** Task prompt **
Repeat all of the material exactly as given.

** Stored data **

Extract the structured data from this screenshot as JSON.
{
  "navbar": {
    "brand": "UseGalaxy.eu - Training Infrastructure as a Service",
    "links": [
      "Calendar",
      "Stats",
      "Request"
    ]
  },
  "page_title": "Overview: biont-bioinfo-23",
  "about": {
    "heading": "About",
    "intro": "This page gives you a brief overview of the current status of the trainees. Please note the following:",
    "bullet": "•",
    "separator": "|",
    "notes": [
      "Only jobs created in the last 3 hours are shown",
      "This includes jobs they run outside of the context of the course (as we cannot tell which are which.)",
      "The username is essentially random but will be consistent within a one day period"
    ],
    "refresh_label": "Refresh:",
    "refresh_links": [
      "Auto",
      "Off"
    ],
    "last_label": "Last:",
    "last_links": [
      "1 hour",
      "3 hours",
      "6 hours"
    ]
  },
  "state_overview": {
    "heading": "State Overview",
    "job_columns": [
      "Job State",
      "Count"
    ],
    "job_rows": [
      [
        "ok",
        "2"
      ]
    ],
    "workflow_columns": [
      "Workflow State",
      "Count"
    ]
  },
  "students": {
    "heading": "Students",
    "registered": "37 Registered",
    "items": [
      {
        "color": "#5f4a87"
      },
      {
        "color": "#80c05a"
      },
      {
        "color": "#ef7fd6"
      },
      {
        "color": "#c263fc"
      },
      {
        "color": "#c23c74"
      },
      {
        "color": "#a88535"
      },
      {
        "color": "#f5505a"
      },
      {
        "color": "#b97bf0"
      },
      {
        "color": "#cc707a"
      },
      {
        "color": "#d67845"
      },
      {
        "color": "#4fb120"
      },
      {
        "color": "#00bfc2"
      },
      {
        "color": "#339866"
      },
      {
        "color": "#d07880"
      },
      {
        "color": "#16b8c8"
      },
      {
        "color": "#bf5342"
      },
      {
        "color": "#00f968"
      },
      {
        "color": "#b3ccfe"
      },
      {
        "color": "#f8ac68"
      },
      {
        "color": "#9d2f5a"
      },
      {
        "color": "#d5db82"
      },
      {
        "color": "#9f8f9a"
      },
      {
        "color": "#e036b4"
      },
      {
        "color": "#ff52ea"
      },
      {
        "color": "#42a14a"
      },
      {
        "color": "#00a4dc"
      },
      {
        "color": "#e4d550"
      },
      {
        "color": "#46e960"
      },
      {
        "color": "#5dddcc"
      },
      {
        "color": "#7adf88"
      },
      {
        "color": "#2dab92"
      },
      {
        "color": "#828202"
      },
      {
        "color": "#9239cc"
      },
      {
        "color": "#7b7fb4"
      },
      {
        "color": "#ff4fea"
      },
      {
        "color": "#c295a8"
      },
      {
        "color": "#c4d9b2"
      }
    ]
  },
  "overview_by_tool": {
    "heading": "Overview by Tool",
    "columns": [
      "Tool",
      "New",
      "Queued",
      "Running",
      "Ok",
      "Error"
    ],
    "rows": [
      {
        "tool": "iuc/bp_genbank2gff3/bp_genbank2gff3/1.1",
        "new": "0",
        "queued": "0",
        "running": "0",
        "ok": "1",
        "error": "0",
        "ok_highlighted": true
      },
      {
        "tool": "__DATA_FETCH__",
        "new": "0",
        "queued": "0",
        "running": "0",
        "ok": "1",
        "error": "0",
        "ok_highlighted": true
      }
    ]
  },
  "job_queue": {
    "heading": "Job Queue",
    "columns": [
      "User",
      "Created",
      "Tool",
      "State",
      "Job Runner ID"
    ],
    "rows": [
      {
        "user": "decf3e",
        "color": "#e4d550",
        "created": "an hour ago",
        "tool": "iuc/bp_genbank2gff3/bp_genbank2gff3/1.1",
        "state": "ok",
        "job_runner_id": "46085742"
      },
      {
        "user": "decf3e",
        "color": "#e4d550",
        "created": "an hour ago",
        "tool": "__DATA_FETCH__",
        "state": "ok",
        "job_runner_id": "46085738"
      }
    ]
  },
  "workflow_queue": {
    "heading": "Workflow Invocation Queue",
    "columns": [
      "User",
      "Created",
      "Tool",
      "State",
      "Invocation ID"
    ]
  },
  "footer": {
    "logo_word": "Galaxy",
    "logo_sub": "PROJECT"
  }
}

** Written solution **
Extract the structured data from this screenshot as JSON.
{
  "navbar": {
    "brand": "UseGalaxy.eu - Training Infrastructure as a Service",
    "links": [
      "Calendar",
      "Stats",
      "Request"
    ]
  },
  "page_title": "Overview: biont-bioinfo-23",
  "about": {
    "heading": "About",
    "intro": "This page gives you a brief overview of the current status of the trainees. Please note the following:",
    "bullet": "•",
    "separator": "|",
    "notes": [
      "Only jobs created in the last 3 hours are shown",
      "This includes jobs they run outside of the context of the course (as we cannot tell which are which.)",
      "The username is essentially random but will be consistent within a one day period"
    ],
    "refresh_label": "Refresh:",
    "refresh_links": [
      "Auto",
      "Off"
    ],
    "last_label": "Last:",
    "last_links": [
      "1 hour",
      "3 hours",
      "6 hours"
    ]
  },
  "state_overview": {
    "heading": "State Overview",
    "job_columns": [
      "Job State",
      "Count"
    ],
    "job_rows": [
      [
        "ok",
        "2"
      ]
    ],
    "workflow_columns": [
      "Workflow State",
      "Count"
    ]
  },
  "students": {
    "heading": "Students",
    "registered": "37 Registered",
    "items": [
      {
        "color": "#5f4a87"
      },
      {
        "color": "#80c05a"
      },
      {
        "color": "#ef7fd6"
      },
      {
        "color": "#c263fc"
      },
      {
        "color": "#c23c74"
      },
      {
        "color": "#a88535"
      },
      {
        "color": "#f5505a"
      },
      {
        "color": "#b97bf0"
      },
      {
        "color": "#cc707a"
      },
      {
        "color": "#d67845"
      },
      {
        "color": "#4fb120"
      },
      {
        "color": "#00bfc2"
      },
      {
        "color": "#339866"
      },
      {
        "color": "#d07880"
      },
      {
        "color": "#16b8c8"
      },
      {
        "color": "#bf5342"
      },
      {
        "color": "#00f968"
      },
      {
        "color": "#b3ccfe"
      },
      {
        "color": "#f8ac68"
      },
      {
        "color": "#9d2f5a"
      },
      {
        "color": "#d5db82"
      },
      {
        "color": "#9f8f9a"
      },
      {
        "color": "#e036b4"
      },
      {
        "color": "#ff52ea"
      },
      {
        "color": "#42a14a"
      },
      {
        "color": "#00a4dc"
      },
      {
        "color": "#e4d550"
      },
      {
        "color": "#46e960"
      },
      {
        "color": "#5dddcc"
      },
      {
        "color": "#7adf88"
      },
      {
        "color": "#2dab92"
      },
      {
        "color": "#828202"
      },
      {
        "color": "#9239cc"
      },
      {
        "color": "#7b7fb4"
      },
      {
        "color": "#ff4fea"
      },
      {
        "color": "#c295a8"
      },
      {
        "color": "#c4d9b2"
      }
    ]
  },
  "overview_by_tool": {
    "heading": "Overview by Tool",
    "columns": [
      "Tool",
      "New",
      "Queued",
      "Running",
      "Ok",
      "Error"
    ],
    "rows": [
      {
        "tool": "iuc/bp_genbank2gff3/bp_genbank2gff3/1.1",
        "new": "0",
        "queued": "0",
        "running": "0",
        "ok": "1",
        "error": "0",
        "ok_highlighted": true
      },
      {
        "tool": "__DATA_FETCH__",
        "new": "0",
        "queued": "0",
        "running": "0",
        "ok": "1",
        "error": "0",
        "ok_highlighted": true
      }
    ]
  },
  "job_queue": {
    "heading": "Job Queue",
    "columns": [
      "User",
      "Created",
      "Tool",
      "State",
      "Job Runner ID"
    ],
    "rows": [
      {
        "user": "decf3e",
        "color": "#e4d550",
        "created": "an hour ago",
        "tool": "iuc/bp_genbank2gff3/bp_genbank2gff3/1.1",
        "state": "ok",
        "job_runner_id": "46085742"
      },
      {
        "user": "decf3e",
        "color": "#e4d550",
        "created": "an hour ago",
        "tool": "__DATA_FETCH__",
        "state": "ok",
        "job_runner_id": "46085738"
      }
    ]
  },
  "workflow_queue": {
    "heading": "Workflow Invocation Queue",
    "columns": [
      "User",
      "Created",
      "Tool",
      "State",
      "Invocation ID"
    ]
  },
  "footer": {
    "logo_word": "Galaxy",
    "logo_sub": "PROJECT"
  }
}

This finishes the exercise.